- What this task involves
Skip every picture and transcribe the remaining material exactly.

=====

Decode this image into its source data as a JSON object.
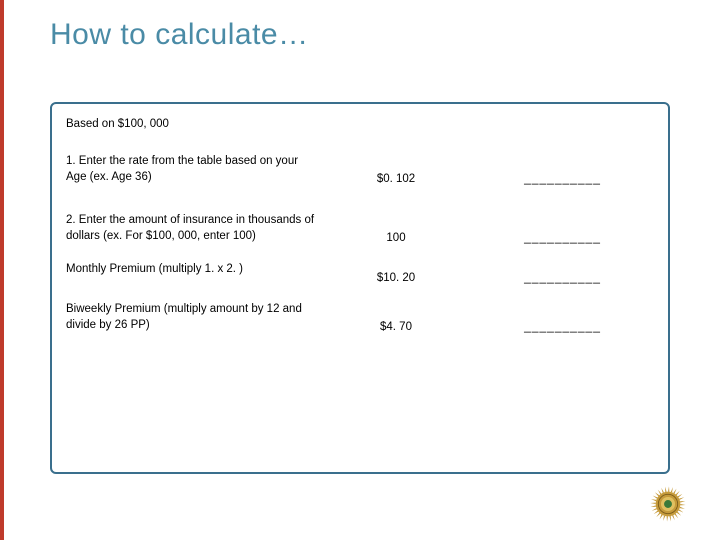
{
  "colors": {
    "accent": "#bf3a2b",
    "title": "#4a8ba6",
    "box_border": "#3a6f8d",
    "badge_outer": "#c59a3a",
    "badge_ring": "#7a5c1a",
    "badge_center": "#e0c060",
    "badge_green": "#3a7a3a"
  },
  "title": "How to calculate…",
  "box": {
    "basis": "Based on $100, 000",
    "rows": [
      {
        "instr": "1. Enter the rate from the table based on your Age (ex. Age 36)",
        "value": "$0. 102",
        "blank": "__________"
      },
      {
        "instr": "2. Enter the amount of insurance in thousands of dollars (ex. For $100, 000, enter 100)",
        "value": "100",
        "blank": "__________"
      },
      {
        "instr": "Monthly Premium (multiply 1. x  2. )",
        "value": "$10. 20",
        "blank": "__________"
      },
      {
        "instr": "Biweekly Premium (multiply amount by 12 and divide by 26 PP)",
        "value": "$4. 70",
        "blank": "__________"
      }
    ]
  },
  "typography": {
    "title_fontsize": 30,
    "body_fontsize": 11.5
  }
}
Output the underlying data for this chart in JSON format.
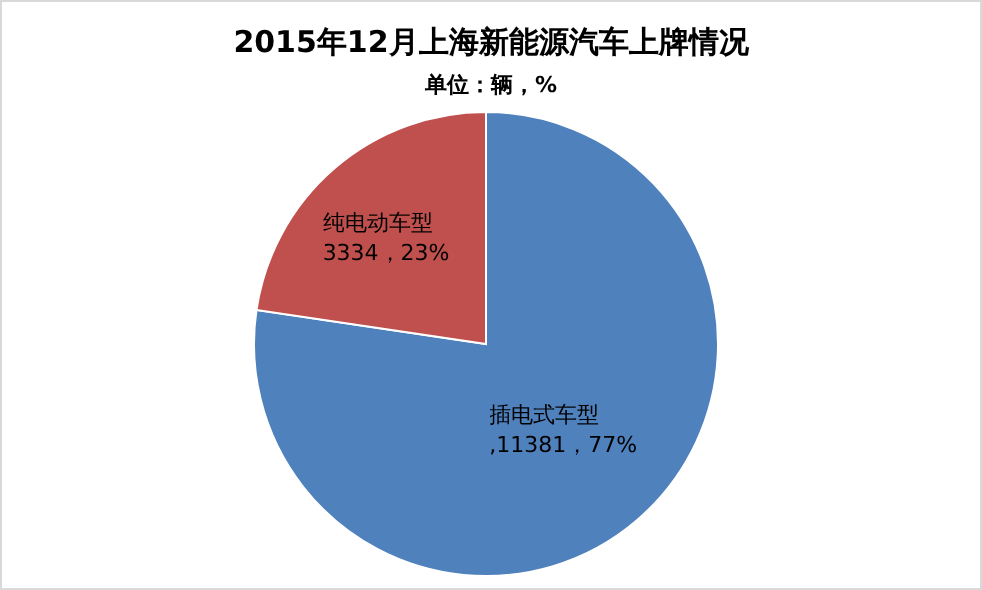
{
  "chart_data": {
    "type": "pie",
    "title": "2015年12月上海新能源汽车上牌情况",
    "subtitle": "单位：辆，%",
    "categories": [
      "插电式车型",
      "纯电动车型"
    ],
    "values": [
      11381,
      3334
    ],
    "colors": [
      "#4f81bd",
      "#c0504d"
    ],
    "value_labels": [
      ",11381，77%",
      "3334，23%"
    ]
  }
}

=====

- Answer in full
Decode this image into its source data as a JSON object.
{
  "colors": {
    "accent": "#bf3a2b",
    "title": "#4a8ba6",
    "box_border": "#3a6f8d",
    "badge_outer": "#c59a3a",
    "badge_ring": "#7a5c1a",
    "badge_center": "#e0c060",
    "badge_green": "#3a7a3a"
  },
  "title": "How to calculate…",
  "box": {
    "basis": "Based on $100, 000",
    "rows": [
      {
        "instr": "1. Enter the rate from the table based on your Age (ex. Age 36)",
        "value": "$0. 102",
        "blank": "__________"
      },
      {
        "instr": "2. Enter the amount of insurance in thousands of dollars (ex. For $100, 000, enter 100)",
        "value": "100",
        "blank": "__________"
      },
      {
        "instr": "Monthly Premium (multiply 1. x  2. )",
        "value": "$10. 20",
        "blank": "__________"
      },
      {
        "instr": "Biweekly Premium (multiply amount by 12 and divide by 26 PP)",
        "value": "$4. 70",
        "blank": "__________"
      }
    ]
  },
  "typography": {
    "title_fontsize": 30,
    "body_fontsize": 11.5
  }
}
Output the underlying data for this chart in JSON format.
{
  "chart_data": {
    "type": "pie",
    "title": "2015年12月上海新能源汽车上牌情况",
    "subtitle": "单位：辆，%",
    "categories": [
      "插电式车型",
      "纯电动车型"
    ],
    "values": [
      11381,
      3334
    ],
    "colors": [
      "#4f81bd",
      "#c0504d"
    ],
    "value_labels": [
      ",11381，77%",
      "3334，23%"
    ]
  }
}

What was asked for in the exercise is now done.